Records from a collection:

▬▬▬▬▬▬

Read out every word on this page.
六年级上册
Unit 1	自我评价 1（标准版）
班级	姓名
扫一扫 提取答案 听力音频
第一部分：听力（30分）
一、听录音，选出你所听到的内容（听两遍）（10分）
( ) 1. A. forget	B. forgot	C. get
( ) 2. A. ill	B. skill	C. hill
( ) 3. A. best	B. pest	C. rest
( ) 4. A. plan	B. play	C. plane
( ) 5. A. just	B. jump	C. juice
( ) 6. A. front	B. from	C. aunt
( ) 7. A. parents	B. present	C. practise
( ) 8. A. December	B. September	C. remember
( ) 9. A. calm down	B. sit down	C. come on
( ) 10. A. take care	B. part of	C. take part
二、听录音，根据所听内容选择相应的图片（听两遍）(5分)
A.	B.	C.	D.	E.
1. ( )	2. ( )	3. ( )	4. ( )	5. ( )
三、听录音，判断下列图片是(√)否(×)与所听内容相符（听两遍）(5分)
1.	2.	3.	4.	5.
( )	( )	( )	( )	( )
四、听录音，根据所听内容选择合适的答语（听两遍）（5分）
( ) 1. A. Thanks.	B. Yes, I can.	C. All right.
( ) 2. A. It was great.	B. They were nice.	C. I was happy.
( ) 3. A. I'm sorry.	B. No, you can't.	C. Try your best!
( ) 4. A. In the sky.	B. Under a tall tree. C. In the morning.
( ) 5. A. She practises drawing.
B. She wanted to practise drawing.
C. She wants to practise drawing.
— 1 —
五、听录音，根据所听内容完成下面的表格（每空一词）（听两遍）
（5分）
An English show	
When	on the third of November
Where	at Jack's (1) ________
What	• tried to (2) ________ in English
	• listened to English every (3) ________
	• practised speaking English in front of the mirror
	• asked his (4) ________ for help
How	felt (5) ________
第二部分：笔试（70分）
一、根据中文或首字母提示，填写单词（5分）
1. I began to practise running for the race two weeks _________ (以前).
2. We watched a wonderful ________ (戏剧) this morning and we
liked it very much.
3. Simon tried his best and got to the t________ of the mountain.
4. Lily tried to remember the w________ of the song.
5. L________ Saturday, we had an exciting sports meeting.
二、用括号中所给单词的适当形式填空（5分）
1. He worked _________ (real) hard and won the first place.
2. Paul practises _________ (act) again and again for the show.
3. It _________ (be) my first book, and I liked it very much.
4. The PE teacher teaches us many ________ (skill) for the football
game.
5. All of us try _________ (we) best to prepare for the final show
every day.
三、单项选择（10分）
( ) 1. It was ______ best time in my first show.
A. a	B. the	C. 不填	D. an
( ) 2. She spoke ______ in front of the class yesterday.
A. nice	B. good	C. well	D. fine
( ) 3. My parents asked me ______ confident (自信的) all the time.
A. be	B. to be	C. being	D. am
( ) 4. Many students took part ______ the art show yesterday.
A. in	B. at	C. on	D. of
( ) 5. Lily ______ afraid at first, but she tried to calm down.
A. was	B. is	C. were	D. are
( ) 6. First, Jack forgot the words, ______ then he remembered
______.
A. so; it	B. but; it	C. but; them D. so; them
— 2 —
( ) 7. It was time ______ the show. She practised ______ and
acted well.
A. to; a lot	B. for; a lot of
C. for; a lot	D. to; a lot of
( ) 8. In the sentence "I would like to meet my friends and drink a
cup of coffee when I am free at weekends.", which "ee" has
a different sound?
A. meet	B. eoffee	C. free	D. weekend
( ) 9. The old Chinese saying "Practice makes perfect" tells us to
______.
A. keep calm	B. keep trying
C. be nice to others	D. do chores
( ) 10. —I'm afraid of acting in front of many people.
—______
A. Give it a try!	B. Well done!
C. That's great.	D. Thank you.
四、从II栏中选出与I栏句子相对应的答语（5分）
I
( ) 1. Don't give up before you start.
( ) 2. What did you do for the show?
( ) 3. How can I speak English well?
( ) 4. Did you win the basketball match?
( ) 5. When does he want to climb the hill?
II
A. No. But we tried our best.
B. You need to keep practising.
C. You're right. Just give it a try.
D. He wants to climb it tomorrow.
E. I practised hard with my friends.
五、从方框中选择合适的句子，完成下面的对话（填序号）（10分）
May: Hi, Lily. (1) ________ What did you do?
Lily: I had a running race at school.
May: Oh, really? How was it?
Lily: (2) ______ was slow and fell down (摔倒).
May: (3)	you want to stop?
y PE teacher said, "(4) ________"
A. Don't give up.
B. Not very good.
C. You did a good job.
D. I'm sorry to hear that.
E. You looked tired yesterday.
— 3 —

▬▬▬▬▬▬

• Exercise directions
Reproduce the data in its entirety, matching each character.

• Exercise solution
Read out every word on this page.
六年级上册
Unit 1	自我评价 1（标准版）
班级	姓名
扫一扫 提取答案 听力音频
第一部分：听力（30分）
一、听录音，选出你所听到的内容（听两遍）（10分）
( ) 1. A. forget	B. forgot	C. get
( ) 2. A. ill	B. skill	C. hill
( ) 3. A. best	B. pest	C. rest
( ) 4. A. plan	B. play	C. plane
( ) 5. A. just	B. jump	C. juice
( ) 6. A. front	B. from	C. aunt
( ) 7. A. parents	B. present	C. practise
( ) 8. A. December	B. September	C. remember
( ) 9. A. calm down	B. sit down	C. come on
( ) 10. A. take care	B. part of	C. take part
二、听录音，根据所听内容选择相应的图片（听两遍）(5分)
A.	B.	C.	D.	E.
1. ( )	2. ( )	3. ( )	4. ( )	5. ( )
三、听录音，判断下列图片是(√)否(×)与所听内容相符（听两遍）(5分)
1.	2.	3.	4.	5.
( )	( )	( )	( )	( )
四、听录音，根据所听内容选择合适的答语（听两遍）（5分）
( ) 1. A. Thanks.	B. Yes, I can.	C. All right.
( ) 2. A. It was great.	B. They were nice.	C. I was happy.
( ) 3. A. I'm sorry.	B. No, you can't.	C. Try your best!
( ) 4. A. In the sky.	B. Under a tall tree. C. In the morning.
( ) 5. A. She practises drawing.
B. She wanted to practise drawing.
C. She wants to practise drawing.
— 1 —
五、听录音，根据所听内容完成下面的表格（每空一词）（听两遍）
（5分）
An English show	
When	on the third of November
Where	at Jack's (1) ________
What	• tried to (2) ________ in English
	• listened to English every (3) ________
	• practised speaking English in front of the mirror
	• asked his (4) ________ for help
How	felt (5) ________
第二部分：笔试（70分）
一、根据中文或首字母提示，填写单词（5分）
1. I began to practise running for the race two weeks _________ (以前).
2. We watched a wonderful ________ (戏剧) this morning and we
liked it very much.
3. Simon tried his best and got to the t________ of the mountain.
4. Lily tried to remember the w________ of the song.
5. L________ Saturday, we had an exciting sports meeting.
二、用括号中所给单词的适当形式填空（5分）
1. He worked _________ (real) hard and won the first place.
2. Paul practises _________ (act) again and again for the show.
3. It _________ (be) my first book, and I liked it very much.
4. The PE teacher teaches us many ________ (skill) for the football
game.
5. All of us try _________ (we) best to prepare for the final show
every day.
三、单项选择（10分）
( ) 1. It was ______ best time in my first show.
A. a	B. the	C. 不填	D. an
( ) 2. She spoke ______ in front of the class yesterday.
A. nice	B. good	C. well	D. fine
( ) 3. My parents asked me ______ confident (自信的) all the time.
A. be	B. to be	C. being	D. am
( ) 4. Many students took part ______ the art show yesterday.
A. in	B. at	C. on	D. of
( ) 5. Lily ______ afraid at first, but she tried to calm down.
A. was	B. is	C. were	D. are
( ) 6. First, Jack forgot the words, ______ then he remembered
______.
A. so; it	B. but; it	C. but; them D. so; them
— 2 —
( ) 7. It was time ______ the show. She practised ______ and
acted well.
A. to; a lot	B. for; a lot of
C. for; a lot	D. to; a lot of
( ) 8. In the sentence "I would like to meet my friends and drink a
cup of coffee when I am free at weekends.", which "ee" has
a different sound?
A. meet	B. eoffee	C. free	D. weekend
( ) 9. The old Chinese saying "Practice makes perfect" tells us to
______.
A. keep calm	B. keep trying
C. be nice to others	D. do chores
( ) 10. —I'm afraid of acting in front of many people.
—______
A. Give it a try!	B. Well done!
C. That's great.	D. Thank you.
四、从II栏中选出与I栏句子相对应的答语（5分）
I
( ) 1. Don't give up before you start.
( ) 2. What did you do for the show?
( ) 3. How can I speak English well?
( ) 4. Did you win the basketball match?
( ) 5. When does he want to climb the hill?
II
A. No. But we tried our best.
B. You need to keep practising.
C. You're right. Just give it a try.
D. He wants to climb it tomorrow.
E. I practised hard with my friends.
五、从方框中选择合适的句子，完成下面的对话（填序号）（10分）
May: Hi, Lily. (1) ________ What did you do?
Lily: I had a running race at school.
May: Oh, really? How was it?
Lily: (2) ______ was slow and fell down (摔倒).
May: (3)	you want to stop?
y PE teacher said, "(4) ________"
A. Don't give up.
B. Not very good.
C. You did a good job.
D. I'm sorry to hear that.
E. You looked tired yesterday.
— 3 —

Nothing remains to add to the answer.